→ **DO THIS**:
Would you pull out every line of the material that contains the string "letter"?

MATERIAL FOR THIS EXERCISE start

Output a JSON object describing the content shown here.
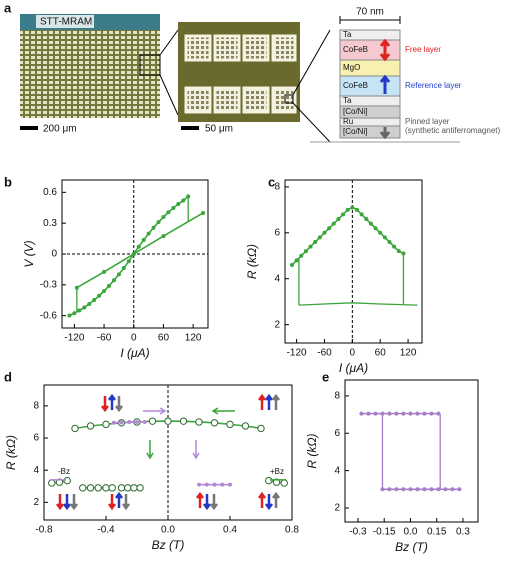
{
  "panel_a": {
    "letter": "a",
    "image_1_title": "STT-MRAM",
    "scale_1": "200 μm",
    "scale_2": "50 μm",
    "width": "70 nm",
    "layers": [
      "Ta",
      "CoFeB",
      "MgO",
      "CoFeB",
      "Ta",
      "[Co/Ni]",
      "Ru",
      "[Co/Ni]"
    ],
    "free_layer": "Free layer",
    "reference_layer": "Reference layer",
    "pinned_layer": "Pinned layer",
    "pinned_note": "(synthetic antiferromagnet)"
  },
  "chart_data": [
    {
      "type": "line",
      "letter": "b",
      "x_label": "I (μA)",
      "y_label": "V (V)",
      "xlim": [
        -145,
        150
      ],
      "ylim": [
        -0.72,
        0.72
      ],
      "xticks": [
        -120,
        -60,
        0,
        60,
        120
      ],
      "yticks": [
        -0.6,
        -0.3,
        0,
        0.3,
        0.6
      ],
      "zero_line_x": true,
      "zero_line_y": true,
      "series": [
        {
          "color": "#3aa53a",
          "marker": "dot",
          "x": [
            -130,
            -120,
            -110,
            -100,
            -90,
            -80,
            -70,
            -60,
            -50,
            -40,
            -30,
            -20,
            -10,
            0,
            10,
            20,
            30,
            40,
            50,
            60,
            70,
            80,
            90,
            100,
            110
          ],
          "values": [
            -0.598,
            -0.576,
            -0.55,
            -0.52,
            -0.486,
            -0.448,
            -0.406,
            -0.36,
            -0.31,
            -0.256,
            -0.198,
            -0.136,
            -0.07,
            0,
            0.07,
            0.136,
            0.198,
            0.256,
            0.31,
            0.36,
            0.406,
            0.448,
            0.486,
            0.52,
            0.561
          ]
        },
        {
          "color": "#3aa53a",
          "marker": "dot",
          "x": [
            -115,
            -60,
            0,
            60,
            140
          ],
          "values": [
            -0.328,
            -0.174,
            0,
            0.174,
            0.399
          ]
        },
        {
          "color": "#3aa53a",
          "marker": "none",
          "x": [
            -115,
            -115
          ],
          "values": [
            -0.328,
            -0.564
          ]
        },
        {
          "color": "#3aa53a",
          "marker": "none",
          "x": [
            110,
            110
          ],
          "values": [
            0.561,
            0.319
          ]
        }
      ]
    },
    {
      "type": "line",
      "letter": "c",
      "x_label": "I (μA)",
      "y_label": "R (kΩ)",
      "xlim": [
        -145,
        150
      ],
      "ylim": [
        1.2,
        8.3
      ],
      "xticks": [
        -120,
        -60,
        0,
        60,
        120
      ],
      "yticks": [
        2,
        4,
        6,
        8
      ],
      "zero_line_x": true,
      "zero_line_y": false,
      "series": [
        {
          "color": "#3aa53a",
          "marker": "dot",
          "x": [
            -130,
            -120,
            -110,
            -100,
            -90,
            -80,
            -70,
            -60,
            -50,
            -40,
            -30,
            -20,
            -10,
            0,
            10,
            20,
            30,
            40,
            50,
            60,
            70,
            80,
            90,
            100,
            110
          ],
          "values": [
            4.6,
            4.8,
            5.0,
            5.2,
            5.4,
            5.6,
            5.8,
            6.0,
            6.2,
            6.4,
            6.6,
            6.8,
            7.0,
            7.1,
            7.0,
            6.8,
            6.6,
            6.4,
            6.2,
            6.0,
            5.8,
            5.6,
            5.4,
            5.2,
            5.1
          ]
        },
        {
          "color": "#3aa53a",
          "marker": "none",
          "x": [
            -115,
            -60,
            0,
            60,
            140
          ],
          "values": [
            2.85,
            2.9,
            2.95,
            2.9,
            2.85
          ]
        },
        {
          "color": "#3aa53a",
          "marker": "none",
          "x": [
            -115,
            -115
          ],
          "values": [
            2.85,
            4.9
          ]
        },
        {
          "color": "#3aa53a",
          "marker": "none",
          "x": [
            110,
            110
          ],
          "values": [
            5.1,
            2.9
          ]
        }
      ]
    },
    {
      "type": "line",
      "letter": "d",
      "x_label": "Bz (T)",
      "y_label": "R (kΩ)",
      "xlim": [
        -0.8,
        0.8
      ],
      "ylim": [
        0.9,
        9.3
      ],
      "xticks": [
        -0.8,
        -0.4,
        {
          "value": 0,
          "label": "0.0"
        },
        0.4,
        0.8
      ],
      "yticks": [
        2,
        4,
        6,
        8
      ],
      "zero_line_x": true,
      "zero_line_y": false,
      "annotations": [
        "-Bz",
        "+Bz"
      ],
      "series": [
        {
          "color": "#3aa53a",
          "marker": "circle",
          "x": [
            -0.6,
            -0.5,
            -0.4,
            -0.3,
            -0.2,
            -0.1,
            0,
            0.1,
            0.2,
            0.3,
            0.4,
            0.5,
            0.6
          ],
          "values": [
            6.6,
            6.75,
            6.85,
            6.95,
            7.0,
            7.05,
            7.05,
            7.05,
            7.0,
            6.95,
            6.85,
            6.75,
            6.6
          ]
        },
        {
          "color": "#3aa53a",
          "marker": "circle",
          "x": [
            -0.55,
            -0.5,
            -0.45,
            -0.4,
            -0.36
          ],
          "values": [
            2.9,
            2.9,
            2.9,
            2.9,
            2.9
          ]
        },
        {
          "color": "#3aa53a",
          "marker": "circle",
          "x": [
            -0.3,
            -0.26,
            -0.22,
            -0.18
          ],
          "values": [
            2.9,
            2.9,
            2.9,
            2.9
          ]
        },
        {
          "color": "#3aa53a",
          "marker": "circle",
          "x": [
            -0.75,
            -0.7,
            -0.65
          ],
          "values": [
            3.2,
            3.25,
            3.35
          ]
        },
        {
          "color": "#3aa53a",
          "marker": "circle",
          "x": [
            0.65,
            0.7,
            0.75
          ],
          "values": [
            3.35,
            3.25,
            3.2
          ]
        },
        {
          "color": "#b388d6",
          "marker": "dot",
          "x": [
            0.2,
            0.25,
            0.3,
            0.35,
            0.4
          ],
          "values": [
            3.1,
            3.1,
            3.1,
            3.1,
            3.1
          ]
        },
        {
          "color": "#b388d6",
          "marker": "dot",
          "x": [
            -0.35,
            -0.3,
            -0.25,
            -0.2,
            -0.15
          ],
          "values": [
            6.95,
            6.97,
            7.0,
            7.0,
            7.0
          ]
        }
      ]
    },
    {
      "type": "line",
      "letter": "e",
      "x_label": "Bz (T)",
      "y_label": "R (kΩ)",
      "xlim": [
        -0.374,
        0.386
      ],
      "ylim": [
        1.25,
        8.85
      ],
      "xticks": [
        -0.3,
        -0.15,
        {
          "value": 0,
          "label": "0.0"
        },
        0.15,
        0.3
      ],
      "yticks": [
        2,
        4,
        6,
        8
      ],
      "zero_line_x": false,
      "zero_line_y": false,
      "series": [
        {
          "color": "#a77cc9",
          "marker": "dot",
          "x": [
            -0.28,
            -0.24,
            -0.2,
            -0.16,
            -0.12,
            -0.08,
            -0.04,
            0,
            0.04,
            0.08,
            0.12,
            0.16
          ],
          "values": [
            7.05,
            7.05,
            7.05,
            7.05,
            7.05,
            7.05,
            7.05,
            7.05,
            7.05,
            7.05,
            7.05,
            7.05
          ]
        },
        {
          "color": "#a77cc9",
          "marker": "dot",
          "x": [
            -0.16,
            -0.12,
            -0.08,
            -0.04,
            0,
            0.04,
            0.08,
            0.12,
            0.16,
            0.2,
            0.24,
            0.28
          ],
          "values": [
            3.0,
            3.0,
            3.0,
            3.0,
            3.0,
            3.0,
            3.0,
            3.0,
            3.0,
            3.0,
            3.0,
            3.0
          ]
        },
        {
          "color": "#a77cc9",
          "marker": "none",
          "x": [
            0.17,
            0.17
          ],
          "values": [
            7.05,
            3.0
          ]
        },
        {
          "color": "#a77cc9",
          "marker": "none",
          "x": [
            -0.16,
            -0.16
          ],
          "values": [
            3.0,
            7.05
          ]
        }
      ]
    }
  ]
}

MATERIAL FOR THIS EXERCISE end
MATERIAL FOR THIS EXERCISE start

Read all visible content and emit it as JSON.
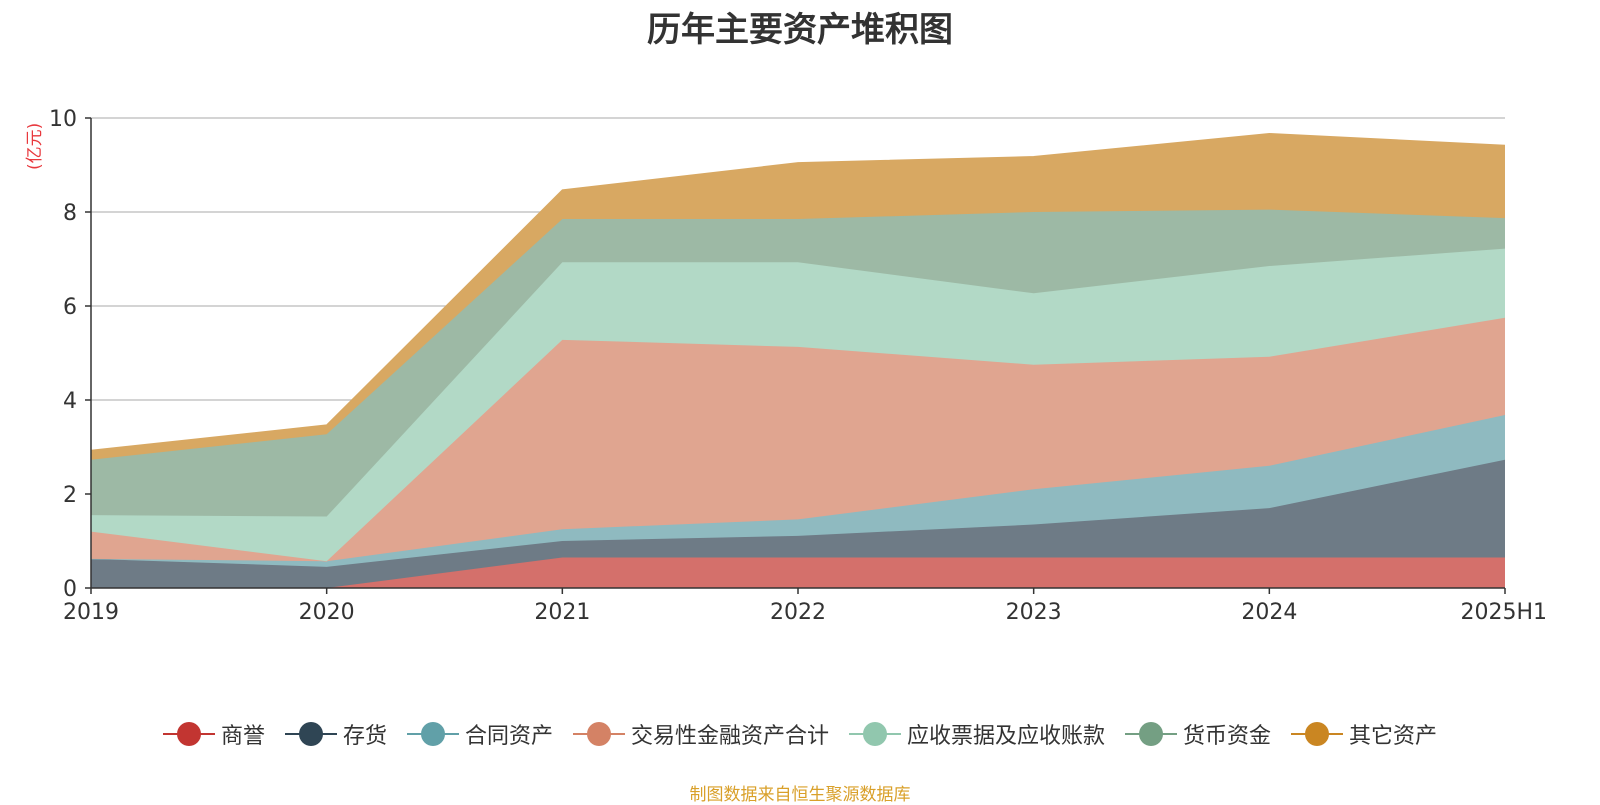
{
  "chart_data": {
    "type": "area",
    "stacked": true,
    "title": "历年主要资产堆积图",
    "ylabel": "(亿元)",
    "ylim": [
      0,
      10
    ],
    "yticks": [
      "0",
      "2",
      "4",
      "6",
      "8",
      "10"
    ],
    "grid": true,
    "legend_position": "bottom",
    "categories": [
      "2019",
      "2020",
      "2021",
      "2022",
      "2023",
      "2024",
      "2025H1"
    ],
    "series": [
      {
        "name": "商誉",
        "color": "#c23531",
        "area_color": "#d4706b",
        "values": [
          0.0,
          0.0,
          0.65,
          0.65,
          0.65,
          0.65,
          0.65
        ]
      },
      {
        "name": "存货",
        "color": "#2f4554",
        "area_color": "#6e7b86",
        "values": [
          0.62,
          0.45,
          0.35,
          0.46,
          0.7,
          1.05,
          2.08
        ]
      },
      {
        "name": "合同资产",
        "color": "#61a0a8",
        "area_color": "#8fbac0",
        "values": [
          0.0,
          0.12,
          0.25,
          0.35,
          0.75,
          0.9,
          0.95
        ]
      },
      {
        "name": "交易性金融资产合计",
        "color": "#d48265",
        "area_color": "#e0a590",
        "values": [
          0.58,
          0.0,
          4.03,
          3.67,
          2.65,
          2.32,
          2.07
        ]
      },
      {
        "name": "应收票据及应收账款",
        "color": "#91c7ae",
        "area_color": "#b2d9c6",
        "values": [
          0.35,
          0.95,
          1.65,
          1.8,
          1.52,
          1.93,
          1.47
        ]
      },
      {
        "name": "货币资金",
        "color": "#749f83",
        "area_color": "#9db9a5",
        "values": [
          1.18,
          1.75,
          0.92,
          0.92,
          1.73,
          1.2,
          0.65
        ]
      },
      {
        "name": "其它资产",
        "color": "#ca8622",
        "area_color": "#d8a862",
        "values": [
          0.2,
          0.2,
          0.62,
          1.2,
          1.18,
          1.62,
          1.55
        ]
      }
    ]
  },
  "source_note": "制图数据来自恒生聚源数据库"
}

MATERIAL FOR THIS EXERCISE end

→ **WRITTEN RESPONSE**:
    "letter": "a",
      "letter": "b",
      "letter": "c",
      "letter": "d",
      "letter": "e",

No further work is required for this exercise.